GIVEN PROBLEM:
Your answer should be a single number: the count of lines containing "this".

begin INPUT ROWS

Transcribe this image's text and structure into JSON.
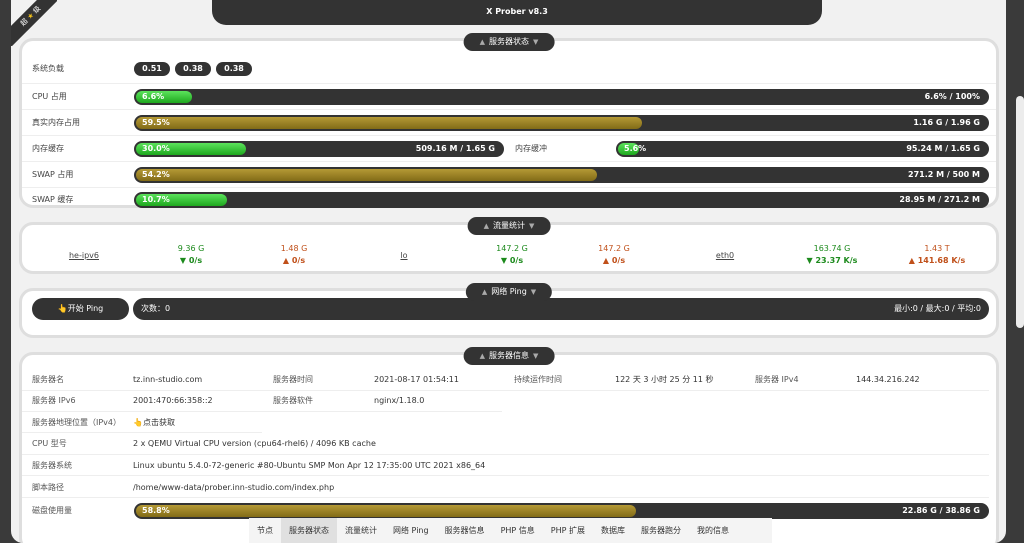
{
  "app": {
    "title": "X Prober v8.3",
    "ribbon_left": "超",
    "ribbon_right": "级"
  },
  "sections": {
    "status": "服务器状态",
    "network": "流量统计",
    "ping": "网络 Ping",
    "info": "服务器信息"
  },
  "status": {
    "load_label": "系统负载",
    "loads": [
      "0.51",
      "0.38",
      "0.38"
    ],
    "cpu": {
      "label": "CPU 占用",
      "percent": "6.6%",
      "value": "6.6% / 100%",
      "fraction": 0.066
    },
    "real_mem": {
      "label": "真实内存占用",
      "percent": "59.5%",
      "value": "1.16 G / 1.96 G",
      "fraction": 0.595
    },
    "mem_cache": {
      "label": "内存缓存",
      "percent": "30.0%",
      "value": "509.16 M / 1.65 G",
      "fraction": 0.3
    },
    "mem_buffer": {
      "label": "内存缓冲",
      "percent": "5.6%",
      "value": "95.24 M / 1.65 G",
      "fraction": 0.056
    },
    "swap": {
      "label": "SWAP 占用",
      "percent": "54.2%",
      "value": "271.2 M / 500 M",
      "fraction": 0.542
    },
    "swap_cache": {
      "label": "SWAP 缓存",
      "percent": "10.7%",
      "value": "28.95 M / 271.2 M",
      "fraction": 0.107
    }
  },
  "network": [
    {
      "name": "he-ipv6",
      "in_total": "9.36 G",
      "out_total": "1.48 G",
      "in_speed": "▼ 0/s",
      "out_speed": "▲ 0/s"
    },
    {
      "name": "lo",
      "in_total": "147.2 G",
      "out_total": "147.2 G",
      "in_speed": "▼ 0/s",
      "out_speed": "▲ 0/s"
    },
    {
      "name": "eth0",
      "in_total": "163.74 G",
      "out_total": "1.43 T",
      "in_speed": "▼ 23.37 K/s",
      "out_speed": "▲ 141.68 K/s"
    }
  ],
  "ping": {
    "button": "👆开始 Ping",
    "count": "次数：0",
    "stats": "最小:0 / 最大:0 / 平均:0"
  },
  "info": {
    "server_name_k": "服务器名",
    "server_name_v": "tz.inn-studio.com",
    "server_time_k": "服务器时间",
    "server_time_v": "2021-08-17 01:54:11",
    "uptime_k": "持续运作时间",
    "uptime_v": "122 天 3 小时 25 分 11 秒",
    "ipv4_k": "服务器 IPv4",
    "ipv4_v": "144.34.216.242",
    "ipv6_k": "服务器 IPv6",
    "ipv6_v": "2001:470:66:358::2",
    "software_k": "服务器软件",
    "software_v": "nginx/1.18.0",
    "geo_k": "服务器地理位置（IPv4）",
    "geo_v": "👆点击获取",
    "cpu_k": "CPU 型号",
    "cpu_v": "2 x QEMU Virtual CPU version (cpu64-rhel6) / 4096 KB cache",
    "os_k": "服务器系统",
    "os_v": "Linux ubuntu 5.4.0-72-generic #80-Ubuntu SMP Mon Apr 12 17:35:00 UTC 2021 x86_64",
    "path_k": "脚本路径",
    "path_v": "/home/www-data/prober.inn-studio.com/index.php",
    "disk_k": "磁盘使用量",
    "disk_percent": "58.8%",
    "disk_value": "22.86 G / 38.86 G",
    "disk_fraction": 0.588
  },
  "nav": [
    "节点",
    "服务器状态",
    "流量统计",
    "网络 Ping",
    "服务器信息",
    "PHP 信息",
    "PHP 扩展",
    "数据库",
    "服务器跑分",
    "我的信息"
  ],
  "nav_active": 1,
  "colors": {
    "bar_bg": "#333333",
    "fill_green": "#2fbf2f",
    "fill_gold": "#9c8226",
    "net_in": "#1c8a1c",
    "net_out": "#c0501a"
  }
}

end INPUT ROWS
begin INPUT ROWS

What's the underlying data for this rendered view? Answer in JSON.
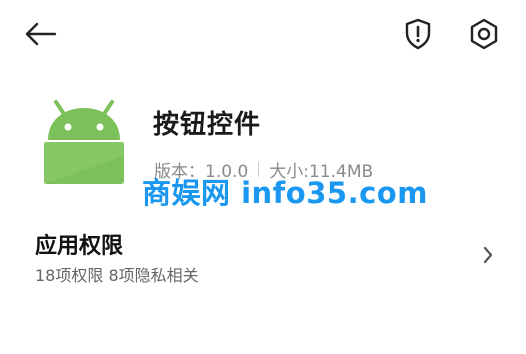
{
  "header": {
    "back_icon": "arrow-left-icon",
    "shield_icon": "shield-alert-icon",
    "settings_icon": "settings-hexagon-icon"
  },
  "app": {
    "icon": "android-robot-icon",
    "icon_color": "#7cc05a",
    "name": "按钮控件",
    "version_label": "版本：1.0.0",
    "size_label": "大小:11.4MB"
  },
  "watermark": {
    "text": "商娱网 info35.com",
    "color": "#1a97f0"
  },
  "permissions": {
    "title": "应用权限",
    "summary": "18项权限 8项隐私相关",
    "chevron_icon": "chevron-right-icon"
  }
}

end INPUT ROWS

FINISHED ANSWER:
2